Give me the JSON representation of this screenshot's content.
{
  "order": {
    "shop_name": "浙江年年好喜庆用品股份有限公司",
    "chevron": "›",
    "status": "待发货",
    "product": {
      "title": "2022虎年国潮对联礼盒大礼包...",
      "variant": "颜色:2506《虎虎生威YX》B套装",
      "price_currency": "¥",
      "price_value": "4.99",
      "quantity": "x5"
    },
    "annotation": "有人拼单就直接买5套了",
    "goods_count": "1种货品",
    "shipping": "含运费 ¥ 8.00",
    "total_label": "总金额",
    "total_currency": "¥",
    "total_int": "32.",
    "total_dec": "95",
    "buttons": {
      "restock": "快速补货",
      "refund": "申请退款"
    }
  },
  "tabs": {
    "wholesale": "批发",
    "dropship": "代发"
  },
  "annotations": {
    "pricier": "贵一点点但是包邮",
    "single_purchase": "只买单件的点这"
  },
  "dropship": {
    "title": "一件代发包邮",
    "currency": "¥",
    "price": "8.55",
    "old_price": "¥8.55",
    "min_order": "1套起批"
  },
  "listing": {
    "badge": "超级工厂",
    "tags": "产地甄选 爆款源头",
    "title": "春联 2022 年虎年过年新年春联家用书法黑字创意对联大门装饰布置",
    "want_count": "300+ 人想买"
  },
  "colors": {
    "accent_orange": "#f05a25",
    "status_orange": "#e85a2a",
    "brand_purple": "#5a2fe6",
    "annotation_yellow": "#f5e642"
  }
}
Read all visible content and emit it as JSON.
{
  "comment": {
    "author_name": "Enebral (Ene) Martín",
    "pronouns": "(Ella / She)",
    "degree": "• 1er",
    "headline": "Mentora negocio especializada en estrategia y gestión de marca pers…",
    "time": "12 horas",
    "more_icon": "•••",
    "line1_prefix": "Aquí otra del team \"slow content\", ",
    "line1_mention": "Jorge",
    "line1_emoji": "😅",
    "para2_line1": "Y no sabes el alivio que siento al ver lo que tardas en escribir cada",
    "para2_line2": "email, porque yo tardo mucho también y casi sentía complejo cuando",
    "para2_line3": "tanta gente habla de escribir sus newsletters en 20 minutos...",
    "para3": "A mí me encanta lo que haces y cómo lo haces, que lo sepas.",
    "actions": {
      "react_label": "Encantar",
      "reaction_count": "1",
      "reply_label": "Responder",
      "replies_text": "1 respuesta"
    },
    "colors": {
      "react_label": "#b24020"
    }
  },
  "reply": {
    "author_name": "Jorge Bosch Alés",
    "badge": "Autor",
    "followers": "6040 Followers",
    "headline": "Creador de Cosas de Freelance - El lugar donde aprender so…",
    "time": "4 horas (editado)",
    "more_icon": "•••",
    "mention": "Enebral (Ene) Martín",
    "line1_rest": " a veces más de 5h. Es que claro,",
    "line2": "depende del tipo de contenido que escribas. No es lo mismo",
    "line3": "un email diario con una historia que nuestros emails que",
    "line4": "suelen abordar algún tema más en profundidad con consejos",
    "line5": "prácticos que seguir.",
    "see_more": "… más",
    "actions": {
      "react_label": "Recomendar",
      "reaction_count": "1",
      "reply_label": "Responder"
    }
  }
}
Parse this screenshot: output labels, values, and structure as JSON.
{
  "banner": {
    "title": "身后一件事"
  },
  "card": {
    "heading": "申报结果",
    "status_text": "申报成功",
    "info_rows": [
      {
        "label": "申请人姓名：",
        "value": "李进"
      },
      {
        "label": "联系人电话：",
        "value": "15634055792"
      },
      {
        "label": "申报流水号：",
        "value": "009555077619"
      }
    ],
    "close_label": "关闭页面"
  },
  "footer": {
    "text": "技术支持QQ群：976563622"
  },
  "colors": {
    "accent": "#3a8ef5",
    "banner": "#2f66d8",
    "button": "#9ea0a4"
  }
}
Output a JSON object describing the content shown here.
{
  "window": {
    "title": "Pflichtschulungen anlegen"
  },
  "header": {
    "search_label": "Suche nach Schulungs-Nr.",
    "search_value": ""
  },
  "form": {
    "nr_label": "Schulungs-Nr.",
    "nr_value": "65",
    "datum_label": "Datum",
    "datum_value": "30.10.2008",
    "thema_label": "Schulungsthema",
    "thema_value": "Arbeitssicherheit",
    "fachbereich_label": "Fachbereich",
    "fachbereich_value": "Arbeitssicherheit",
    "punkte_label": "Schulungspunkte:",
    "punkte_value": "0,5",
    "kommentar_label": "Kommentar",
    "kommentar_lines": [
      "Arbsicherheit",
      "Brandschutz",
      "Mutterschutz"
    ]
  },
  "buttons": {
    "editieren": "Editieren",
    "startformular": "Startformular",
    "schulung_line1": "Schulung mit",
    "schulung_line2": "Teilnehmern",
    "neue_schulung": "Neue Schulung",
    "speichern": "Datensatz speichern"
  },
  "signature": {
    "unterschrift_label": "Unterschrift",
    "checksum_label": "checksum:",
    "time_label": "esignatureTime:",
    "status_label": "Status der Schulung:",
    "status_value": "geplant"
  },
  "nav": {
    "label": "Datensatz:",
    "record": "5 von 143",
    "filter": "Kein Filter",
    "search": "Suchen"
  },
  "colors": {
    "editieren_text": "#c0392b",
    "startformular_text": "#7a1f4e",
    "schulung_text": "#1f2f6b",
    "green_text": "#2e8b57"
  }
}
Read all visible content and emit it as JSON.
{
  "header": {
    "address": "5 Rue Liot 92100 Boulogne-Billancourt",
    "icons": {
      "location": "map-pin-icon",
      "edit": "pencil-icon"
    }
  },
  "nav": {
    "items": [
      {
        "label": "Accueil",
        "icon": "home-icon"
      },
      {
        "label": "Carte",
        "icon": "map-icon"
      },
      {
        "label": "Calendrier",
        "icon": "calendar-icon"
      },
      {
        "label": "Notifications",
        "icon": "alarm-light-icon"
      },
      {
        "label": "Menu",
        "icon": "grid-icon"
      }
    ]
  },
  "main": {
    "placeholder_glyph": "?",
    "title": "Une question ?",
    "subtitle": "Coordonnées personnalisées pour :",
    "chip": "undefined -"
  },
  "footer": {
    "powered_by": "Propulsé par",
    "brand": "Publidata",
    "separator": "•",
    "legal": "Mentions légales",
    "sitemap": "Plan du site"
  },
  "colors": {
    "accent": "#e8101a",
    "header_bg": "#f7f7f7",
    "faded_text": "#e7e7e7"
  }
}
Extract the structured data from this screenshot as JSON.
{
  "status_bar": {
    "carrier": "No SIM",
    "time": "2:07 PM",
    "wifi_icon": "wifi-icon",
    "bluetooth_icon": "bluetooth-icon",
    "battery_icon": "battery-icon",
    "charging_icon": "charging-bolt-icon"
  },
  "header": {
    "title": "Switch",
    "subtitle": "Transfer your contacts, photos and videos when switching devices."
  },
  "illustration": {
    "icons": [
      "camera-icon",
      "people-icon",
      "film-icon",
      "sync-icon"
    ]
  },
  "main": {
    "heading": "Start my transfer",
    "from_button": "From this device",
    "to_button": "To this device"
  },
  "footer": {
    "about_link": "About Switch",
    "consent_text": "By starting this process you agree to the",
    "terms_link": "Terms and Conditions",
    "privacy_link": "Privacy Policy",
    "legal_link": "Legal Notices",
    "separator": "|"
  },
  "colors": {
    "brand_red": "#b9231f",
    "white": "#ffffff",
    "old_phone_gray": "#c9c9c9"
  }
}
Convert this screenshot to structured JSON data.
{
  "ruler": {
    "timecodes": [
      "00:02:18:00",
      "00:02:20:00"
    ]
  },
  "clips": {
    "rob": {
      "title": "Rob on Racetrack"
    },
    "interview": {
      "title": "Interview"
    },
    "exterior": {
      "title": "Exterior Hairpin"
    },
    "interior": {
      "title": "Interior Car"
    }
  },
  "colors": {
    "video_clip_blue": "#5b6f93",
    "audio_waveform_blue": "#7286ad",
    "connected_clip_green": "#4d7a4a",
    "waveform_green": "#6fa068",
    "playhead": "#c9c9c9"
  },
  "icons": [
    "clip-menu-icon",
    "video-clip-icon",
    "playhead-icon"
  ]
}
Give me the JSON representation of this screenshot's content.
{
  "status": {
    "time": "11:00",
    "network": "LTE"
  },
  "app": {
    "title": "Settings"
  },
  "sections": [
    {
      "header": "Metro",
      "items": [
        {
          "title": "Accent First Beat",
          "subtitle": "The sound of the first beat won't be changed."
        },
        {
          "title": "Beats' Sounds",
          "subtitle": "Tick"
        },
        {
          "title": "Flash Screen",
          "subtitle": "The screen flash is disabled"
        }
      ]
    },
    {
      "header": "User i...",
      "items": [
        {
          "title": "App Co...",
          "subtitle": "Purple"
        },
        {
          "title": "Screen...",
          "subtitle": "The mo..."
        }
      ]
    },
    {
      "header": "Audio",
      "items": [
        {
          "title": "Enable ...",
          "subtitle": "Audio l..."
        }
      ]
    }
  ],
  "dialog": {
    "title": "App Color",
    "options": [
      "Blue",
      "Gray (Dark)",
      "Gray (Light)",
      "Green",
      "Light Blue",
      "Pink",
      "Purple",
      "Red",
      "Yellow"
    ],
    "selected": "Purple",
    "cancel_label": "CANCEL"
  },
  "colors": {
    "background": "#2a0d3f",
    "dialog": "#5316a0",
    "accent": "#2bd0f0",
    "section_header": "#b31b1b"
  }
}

• • • •

Problem details
In the records above, how many lines contain the word "JSON"? Give the number alone.

Result of this exercise
8